**Written exercise 1:** From the forum thread on NVIDIA suspend and resume problems, write out the passage starting at "I have the same" and ending at "only blackscreen visible.".
**Written exercise 2:** In the forum thread on NVIDIA suspend and resume problems, what package did the poster uninstall before Xorg began resuming from sleep without glitches?

--- Start of Document excerpt ---

I came across a few reddit threads discussing others with this issue that has happened. I’m happy to link those if you’d like. They stated that the issue arose in the power package. I tried disabling nvidia-powerd.service as well as turning off NVreg_PreserveVideoMemoryAllocations=0but neither fixed the problem. I finally tried uninstalling the package xorg-x11-drv-nvidia-power

Now Xorg works! It resumes from sleep without glitches! However, now wayland though it will sleep, when it wakes up it’s the thing that now has all the terrible glitches. I guess you can’t win. I’m not sure what the bug is. I’m happy to post more. I did generate an nvidia bug report though this is with the package removed. Let me know if you’d like to to generate a report after re-installing the above package if it would help out. It’s a very annoying issue to be sure so happy to try to help out so someone else doesn’t have to deal with it too.

I have the same issue to this on arch though Fedora provided better log files and I didn’t want to have to go through the Arch install process again.

Thanks for your help/advice, would be great to use wayland if possible!
nvidia-bug-report.log.gz (104.4 KB)

2 Likes

On Arch/Gnome , 510.60.02-16.
Resuming from suspend to disk fails, both with x11 and wayland, only blackscreen visible.
Resuming from suspend to ram gives me colorful artifacts all over the screen on wayland, x11 works.
Resuming from suspend to both (hybrid sleep) → black screen with power supply on, works if power supply was off (x11, not tested with wayland)

Based on this other post, the graphical issues on resume has been found and will be fixed in a later release: Corrupted graphics upon resume (Gnome 41, X.org, 495.44 driver) - #12 by padamstx

Please test with latest beta driver release and share test results.
https://us.download.nvidia.com/XFree86/Linux-x86_64/515.43.04/NVIDIA-Linux-x86_64-515.43.04.run

It might be worth looking at the thread linked below, which concentrates on the cause of this reported error…

> Mar 20 10:47:45 fedora kernel: Freezing user space processes ... 
> Mar 20 10:47:45 fedora kernel: Freezing of tasks failed after 20.002 seconds (1 tasks refusing to freeze, wq_busy=0):
> Mar 20 10:47:45 fedora kernel: task:gnome-shell     state:D stack:    0 pid: 1917 ppid:  1632 flags:0x00000004
> Mar 20 10:47:45 fedora kernel: Call Trace:

Explicitly stopping gnome-shell before suspend and restarting on restore does seem to help.

See Trouble suspending with 510.39.01, Linux 5.16.0: Freezing of tasks failed after 20.009 seconds - #10 by anvandare571

Neil

--- End of Document excerpt ---
--- Start of Information given ---

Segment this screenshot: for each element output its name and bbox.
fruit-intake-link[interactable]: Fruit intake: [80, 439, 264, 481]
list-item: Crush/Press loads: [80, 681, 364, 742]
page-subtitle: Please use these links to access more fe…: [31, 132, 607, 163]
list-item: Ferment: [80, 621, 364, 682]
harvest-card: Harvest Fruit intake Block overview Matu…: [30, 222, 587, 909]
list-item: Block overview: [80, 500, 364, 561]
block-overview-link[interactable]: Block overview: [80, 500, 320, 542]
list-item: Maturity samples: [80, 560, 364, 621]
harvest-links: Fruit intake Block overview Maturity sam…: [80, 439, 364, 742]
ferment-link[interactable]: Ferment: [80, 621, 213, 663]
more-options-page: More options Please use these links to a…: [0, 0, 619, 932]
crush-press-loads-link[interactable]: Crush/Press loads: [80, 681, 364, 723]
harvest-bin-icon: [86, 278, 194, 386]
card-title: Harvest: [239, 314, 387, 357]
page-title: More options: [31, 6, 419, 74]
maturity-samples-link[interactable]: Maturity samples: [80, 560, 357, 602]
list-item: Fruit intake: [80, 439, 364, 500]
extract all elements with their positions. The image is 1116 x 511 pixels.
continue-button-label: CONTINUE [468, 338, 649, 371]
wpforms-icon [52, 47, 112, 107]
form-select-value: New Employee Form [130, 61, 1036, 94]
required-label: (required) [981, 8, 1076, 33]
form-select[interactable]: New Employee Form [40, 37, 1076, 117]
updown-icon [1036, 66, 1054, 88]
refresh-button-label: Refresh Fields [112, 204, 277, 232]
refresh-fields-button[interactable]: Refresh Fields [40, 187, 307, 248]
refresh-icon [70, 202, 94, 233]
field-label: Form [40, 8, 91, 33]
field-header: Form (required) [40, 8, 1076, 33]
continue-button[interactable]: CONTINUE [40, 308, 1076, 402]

--- End of Information given ---

**Expected answer 1:**
I have the same issue to this on arch though Fedora provided better log files and I didn’t want to have to go through the Arch install process again.

Thanks for your help/advice, would be great to use wayland if possible!
nvidia-bug-report.log.gz (104.4 KB)

2 Likes

On Arch/Gnome , 510.60.02-16.
Resuming from suspend to disk fails, both with x11 and wayland, only blackscreen visible.

**Expected answer 2:** xorg-x11-drv-nvidia-power